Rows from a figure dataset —
********************
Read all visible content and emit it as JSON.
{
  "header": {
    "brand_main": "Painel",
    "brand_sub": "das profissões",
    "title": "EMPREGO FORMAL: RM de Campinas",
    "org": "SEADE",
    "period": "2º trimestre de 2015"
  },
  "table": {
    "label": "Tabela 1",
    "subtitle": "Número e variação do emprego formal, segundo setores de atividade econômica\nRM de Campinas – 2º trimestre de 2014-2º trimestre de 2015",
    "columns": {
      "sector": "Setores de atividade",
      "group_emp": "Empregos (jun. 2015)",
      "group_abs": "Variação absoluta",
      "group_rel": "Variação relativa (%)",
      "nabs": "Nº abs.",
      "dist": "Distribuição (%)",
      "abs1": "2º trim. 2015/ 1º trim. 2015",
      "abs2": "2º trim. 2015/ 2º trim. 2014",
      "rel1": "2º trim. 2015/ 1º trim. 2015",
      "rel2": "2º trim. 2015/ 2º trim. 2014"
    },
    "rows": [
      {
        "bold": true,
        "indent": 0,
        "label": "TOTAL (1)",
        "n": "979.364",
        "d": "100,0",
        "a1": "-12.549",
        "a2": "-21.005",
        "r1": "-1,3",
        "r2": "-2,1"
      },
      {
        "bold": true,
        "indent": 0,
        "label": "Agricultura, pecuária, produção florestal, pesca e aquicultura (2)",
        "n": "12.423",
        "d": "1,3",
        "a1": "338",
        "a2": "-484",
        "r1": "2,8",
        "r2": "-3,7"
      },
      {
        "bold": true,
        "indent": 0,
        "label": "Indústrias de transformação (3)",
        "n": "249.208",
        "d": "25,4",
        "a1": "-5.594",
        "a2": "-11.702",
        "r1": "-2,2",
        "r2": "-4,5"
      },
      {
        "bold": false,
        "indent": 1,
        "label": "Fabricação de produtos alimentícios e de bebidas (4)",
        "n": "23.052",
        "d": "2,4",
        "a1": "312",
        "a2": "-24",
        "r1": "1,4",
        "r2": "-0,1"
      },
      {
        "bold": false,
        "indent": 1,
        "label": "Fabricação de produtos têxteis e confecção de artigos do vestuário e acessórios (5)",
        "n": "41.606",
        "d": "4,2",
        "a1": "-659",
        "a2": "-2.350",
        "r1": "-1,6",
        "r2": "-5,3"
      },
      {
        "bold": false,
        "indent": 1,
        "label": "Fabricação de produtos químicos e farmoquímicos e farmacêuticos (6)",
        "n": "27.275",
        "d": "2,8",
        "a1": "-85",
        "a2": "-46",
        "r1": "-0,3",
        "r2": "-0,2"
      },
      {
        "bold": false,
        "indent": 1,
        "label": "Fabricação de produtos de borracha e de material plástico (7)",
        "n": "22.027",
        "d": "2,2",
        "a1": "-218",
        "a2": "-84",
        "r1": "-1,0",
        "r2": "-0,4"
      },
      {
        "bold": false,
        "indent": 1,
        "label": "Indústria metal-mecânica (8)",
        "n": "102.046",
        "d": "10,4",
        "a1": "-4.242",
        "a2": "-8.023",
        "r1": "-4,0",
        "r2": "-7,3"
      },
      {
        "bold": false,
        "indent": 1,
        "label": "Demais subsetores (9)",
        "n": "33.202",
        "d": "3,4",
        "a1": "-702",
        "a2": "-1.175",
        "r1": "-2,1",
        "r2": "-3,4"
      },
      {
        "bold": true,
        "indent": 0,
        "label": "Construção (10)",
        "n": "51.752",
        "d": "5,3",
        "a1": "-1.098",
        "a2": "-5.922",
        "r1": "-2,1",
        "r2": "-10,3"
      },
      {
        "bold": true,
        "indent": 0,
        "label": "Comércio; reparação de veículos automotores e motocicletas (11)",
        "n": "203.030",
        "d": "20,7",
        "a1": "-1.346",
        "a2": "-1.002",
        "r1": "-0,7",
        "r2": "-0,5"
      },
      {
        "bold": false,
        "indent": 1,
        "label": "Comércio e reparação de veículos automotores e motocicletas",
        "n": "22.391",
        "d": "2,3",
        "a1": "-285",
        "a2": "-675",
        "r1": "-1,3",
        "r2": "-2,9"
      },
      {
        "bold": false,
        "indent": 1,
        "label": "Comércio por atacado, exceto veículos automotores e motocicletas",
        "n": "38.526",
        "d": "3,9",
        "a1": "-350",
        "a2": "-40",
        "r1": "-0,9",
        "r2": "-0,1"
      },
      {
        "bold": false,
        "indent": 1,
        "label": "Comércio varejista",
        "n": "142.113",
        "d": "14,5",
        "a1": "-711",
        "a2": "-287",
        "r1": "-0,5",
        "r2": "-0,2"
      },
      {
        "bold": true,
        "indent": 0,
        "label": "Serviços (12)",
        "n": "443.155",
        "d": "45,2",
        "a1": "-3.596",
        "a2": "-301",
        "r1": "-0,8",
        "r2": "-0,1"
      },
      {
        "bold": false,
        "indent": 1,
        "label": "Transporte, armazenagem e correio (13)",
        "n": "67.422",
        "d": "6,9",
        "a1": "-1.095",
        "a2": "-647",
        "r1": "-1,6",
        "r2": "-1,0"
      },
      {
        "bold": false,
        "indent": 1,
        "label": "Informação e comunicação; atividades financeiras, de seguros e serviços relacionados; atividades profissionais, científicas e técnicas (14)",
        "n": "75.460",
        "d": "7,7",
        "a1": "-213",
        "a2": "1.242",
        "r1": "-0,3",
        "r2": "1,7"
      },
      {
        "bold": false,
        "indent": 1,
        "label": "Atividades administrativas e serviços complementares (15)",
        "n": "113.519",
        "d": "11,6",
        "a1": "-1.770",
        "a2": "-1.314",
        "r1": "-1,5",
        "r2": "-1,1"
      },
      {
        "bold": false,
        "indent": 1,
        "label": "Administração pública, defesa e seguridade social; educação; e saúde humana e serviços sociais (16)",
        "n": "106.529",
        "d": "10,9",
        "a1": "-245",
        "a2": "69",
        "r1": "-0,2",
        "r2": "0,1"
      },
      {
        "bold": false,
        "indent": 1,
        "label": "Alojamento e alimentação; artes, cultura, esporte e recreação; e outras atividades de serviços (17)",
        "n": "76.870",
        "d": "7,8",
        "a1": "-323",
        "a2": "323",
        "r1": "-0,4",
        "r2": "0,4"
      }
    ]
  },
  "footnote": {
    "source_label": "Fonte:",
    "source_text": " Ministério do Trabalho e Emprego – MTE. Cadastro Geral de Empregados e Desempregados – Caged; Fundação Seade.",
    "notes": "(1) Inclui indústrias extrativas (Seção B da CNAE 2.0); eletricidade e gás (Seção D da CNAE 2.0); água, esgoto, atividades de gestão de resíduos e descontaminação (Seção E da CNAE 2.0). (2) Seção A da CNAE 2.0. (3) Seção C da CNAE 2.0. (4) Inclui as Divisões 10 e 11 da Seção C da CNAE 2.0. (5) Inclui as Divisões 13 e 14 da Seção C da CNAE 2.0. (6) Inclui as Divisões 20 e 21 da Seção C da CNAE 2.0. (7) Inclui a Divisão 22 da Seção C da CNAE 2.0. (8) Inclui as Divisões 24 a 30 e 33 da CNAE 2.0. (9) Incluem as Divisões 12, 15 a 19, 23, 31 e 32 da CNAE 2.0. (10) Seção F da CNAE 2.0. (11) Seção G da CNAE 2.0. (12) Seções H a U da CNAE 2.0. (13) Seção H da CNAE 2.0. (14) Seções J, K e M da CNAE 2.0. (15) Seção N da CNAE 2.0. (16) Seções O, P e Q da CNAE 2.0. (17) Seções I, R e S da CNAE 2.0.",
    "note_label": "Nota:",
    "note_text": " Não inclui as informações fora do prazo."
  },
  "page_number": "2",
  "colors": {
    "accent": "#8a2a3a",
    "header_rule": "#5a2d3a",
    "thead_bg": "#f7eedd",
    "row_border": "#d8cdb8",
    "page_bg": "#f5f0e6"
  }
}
********************
GIVEN REQUEST — From the entries, report each line that includes the word "veículos".

COMPLETED TASK —
        "label": "Comércio; reparação de veículos automotores e motocicletas (11)",
        "label": "Comércio e reparação de veículos automotores e motocicletas",
        "label": "Comércio por atacado, exceto veículos automotores e motocicletas",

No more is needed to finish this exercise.